→ RECORD SET:

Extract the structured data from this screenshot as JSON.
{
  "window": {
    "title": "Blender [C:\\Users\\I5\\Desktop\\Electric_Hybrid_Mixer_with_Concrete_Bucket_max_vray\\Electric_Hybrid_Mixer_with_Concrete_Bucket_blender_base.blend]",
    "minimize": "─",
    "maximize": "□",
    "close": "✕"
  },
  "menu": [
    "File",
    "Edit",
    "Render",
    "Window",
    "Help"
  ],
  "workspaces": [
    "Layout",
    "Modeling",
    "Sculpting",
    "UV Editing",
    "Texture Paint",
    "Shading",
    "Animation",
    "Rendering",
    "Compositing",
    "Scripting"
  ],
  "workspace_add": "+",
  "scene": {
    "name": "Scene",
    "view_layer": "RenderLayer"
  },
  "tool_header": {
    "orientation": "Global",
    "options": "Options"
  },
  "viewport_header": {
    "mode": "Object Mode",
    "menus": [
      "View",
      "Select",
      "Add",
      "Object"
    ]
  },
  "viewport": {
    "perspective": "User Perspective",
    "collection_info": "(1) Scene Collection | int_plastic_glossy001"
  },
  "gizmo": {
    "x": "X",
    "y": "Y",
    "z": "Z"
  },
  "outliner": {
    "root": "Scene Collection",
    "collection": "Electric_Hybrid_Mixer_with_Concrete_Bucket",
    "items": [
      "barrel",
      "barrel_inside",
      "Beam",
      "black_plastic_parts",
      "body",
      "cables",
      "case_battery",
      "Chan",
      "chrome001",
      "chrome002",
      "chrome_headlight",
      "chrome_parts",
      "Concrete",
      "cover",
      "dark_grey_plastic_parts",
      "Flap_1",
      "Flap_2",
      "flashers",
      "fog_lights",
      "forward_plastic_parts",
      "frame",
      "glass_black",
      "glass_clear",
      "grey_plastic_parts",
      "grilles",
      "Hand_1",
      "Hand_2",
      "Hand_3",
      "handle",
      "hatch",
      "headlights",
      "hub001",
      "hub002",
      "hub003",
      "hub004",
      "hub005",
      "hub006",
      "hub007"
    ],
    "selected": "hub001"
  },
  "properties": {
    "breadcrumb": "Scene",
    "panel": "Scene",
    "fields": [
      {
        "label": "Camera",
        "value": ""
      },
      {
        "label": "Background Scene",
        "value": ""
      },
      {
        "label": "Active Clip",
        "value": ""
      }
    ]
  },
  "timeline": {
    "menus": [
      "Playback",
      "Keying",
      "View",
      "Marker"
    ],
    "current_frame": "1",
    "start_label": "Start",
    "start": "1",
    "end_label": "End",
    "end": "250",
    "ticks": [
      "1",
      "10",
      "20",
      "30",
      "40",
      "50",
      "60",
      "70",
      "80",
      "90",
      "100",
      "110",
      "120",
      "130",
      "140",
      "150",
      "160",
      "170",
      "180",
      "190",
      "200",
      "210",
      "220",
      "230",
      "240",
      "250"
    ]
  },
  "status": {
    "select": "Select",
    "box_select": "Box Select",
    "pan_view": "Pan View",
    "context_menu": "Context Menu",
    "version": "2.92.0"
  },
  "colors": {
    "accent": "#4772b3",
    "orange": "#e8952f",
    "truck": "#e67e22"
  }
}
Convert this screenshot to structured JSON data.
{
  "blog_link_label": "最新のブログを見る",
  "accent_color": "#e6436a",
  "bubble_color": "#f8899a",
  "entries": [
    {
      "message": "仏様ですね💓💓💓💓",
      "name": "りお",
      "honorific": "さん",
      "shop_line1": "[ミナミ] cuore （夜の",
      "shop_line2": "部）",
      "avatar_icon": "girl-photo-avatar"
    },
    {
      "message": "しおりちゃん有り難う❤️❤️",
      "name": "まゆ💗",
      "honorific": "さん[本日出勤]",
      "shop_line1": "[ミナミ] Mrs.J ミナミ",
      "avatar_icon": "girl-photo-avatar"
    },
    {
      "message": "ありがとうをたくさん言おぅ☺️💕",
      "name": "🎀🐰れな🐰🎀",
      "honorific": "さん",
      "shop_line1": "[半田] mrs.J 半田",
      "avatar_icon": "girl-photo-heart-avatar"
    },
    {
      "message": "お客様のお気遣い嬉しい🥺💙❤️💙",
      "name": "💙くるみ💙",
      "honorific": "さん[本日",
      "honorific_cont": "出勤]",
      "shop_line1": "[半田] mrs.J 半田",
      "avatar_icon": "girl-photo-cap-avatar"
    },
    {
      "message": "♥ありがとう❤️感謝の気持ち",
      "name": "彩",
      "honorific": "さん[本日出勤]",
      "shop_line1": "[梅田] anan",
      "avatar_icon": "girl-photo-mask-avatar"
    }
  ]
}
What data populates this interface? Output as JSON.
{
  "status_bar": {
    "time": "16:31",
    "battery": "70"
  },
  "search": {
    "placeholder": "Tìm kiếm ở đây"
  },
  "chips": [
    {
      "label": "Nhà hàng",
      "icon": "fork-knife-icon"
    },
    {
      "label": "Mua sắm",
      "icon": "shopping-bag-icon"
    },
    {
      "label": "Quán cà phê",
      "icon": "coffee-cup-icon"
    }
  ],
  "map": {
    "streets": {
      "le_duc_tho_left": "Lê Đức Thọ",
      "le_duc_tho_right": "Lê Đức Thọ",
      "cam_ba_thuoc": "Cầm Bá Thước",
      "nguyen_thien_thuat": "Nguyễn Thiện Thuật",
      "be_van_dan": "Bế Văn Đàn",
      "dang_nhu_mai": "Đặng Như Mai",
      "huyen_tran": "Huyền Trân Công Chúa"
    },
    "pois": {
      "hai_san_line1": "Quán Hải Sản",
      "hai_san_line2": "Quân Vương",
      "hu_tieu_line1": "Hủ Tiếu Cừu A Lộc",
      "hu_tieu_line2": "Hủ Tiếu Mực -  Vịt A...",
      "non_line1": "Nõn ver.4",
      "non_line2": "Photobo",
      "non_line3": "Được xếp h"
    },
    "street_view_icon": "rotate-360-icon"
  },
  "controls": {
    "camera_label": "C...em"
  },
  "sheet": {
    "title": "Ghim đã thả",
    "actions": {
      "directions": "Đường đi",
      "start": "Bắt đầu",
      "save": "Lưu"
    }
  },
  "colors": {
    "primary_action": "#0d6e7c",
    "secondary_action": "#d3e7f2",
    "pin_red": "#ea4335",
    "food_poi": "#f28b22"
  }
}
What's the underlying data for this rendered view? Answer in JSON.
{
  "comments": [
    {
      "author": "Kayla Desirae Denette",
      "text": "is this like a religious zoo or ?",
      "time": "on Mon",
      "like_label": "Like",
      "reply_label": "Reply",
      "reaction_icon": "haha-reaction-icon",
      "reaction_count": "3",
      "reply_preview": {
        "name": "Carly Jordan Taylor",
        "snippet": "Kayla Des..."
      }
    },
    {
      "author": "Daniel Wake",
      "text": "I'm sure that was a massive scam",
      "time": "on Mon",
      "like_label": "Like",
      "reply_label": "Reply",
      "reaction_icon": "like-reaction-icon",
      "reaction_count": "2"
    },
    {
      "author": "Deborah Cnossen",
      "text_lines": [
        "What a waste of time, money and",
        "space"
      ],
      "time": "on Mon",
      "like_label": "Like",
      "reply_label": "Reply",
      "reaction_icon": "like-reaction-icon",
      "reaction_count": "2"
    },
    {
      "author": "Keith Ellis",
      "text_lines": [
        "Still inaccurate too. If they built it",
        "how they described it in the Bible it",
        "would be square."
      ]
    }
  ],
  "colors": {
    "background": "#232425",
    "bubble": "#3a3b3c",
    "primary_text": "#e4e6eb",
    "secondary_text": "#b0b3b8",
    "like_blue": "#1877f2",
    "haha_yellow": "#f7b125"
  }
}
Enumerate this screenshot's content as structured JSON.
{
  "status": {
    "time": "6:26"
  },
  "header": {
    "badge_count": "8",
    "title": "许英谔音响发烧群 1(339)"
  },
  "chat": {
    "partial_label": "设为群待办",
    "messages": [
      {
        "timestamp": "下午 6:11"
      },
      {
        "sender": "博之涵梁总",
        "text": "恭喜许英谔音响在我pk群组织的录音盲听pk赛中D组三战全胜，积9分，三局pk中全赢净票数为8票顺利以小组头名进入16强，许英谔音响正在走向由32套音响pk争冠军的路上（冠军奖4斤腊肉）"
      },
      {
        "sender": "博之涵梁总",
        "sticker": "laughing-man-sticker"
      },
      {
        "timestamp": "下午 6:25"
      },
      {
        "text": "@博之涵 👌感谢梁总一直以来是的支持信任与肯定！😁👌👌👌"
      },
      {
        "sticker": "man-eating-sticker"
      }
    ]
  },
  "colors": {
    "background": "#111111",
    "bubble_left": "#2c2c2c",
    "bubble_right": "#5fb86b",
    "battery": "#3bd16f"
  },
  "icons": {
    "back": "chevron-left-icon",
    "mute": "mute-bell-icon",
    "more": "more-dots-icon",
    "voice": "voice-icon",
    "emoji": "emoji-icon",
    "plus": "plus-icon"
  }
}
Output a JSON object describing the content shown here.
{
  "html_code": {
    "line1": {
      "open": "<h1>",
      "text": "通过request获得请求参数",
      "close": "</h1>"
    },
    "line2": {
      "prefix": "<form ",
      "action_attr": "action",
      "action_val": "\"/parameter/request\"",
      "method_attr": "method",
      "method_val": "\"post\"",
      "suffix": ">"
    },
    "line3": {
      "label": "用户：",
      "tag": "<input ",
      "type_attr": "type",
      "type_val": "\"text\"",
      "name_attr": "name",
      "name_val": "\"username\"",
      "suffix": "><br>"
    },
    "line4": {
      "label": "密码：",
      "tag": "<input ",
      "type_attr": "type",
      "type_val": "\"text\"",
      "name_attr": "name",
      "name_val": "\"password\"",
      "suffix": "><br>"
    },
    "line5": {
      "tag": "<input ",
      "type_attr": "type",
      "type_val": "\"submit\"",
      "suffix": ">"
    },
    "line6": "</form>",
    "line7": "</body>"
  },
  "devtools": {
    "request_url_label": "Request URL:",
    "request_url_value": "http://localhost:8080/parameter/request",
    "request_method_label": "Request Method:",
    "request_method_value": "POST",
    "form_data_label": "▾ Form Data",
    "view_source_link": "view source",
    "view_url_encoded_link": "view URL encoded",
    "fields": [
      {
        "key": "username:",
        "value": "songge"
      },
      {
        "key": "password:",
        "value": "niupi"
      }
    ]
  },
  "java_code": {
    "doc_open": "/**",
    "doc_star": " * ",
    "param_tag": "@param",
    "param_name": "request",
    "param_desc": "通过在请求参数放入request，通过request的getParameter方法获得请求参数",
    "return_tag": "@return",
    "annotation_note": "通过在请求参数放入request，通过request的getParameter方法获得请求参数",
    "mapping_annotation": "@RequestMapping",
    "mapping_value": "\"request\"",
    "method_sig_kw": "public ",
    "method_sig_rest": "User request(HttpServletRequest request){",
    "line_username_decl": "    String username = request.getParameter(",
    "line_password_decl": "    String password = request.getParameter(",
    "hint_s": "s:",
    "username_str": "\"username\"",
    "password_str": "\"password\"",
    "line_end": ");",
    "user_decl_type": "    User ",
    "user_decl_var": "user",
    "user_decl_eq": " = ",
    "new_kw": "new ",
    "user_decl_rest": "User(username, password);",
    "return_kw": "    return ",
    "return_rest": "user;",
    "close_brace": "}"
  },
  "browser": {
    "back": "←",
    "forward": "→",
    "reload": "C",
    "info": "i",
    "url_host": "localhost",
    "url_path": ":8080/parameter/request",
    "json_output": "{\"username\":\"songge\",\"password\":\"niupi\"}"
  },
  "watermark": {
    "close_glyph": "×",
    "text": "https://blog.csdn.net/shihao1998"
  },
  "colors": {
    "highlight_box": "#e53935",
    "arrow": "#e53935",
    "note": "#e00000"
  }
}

→ EXERCISE DESCRIPTION:
Each line holding "What" must be found and copied.

→ RESPONSE BELOW:
What data populates this interface? Output as JSON.
What's the underlying data for this rendered view? Answer in JSON.
        "What a waste of time, money and",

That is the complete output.